Your task
Every line below must be reproduced exactly. Copy them all.

Data provided
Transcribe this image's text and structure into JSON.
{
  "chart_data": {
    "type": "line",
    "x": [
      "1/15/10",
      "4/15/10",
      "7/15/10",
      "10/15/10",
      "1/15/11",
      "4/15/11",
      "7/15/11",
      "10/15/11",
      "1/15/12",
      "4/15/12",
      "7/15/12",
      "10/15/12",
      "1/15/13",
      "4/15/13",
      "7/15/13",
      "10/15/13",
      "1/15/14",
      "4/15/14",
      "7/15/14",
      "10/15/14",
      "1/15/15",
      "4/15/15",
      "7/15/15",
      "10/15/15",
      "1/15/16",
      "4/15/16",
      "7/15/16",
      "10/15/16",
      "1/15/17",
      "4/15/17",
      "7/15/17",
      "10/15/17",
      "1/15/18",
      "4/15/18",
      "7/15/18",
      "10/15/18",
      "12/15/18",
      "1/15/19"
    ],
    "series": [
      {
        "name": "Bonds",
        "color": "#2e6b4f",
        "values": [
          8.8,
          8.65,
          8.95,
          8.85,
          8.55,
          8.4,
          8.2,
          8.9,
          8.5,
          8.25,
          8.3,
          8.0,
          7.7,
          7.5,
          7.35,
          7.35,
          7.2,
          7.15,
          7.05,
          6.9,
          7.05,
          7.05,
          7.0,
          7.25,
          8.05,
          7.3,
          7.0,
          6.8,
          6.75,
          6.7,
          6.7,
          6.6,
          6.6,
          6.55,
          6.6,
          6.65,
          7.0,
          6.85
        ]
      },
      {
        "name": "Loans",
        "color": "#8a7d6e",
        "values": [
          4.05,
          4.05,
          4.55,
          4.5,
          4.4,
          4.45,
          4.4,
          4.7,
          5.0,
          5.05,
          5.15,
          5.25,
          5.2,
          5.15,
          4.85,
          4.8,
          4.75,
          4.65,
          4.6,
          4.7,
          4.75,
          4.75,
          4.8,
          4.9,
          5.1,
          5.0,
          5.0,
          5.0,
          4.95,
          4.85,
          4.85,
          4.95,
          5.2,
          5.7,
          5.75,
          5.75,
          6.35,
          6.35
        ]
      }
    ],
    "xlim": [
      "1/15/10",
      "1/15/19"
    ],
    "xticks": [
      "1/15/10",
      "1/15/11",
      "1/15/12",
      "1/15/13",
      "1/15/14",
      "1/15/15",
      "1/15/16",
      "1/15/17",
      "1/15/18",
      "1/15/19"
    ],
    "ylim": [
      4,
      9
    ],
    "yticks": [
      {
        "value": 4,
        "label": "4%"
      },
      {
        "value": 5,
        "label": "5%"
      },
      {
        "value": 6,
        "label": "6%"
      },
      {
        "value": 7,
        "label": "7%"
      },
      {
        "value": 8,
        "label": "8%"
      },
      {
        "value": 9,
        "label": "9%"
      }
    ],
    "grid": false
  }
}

Solution for this task
Transcribe this image's text and structure into JSON.
{
  "chart_data": {
    "type": "line",
    "x": [
      "1/15/10",
      "4/15/10",
      "7/15/10",
      "10/15/10",
      "1/15/11",
      "4/15/11",
      "7/15/11",
      "10/15/11",
      "1/15/12",
      "4/15/12",
      "7/15/12",
      "10/15/12",
      "1/15/13",
      "4/15/13",
      "7/15/13",
      "10/15/13",
      "1/15/14",
      "4/15/14",
      "7/15/14",
      "10/15/14",
      "1/15/15",
      "4/15/15",
      "7/15/15",
      "10/15/15",
      "1/15/16",
      "4/15/16",
      "7/15/16",
      "10/15/16",
      "1/15/17",
      "4/15/17",
      "7/15/17",
      "10/15/17",
      "1/15/18",
      "4/15/18",
      "7/15/18",
      "10/15/18",
      "12/15/18",
      "1/15/19"
    ],
    "series": [
      {
        "name": "Bonds",
        "color": "#2e6b4f",
        "values": [
          8.8,
          8.65,
          8.95,
          8.85,
          8.55,
          8.4,
          8.2,
          8.9,
          8.5,
          8.25,
          8.3,
          8.0,
          7.7,
          7.5,
          7.35,
          7.35,
          7.2,
          7.15,
          7.05,
          6.9,
          7.05,
          7.05,
          7.0,
          7.25,
          8.05,
          7.3,
          7.0,
          6.8,
          6.75,
          6.7,
          6.7,
          6.6,
          6.6,
          6.55,
          6.6,
          6.65,
          7.0,
          6.85
        ]
      },
      {
        "name": "Loans",
        "color": "#8a7d6e",
        "values": [
          4.05,
          4.05,
          4.55,
          4.5,
          4.4,
          4.45,
          4.4,
          4.7,
          5.0,
          5.05,
          5.15,
          5.25,
          5.2,
          5.15,
          4.85,
          4.8,
          4.75,
          4.65,
          4.6,
          4.7,
          4.75,
          4.75,
          4.8,
          4.9,
          5.1,
          5.0,
          5.0,
          5.0,
          4.95,
          4.85,
          4.85,
          4.95,
          5.2,
          5.7,
          5.75,
          5.75,
          6.35,
          6.35
        ]
      }
    ],
    "xlim": [
      "1/15/10",
      "1/15/19"
    ],
    "xticks": [
      "1/15/10",
      "1/15/11",
      "1/15/12",
      "1/15/13",
      "1/15/14",
      "1/15/15",
      "1/15/16",
      "1/15/17",
      "1/15/18",
      "1/15/19"
    ],
    "ylim": [
      4,
      9
    ],
    "yticks": [
      {
        "value": 4,
        "label": "4%"
      },
      {
        "value": 5,
        "label": "5%"
      },
      {
        "value": 6,
        "label": "6%"
      },
      {
        "value": 7,
        "label": "7%"
      },
      {
        "value": 8,
        "label": "8%"
      },
      {
        "value": 9,
        "label": "9%"
      }
    ],
    "grid": false
  }
}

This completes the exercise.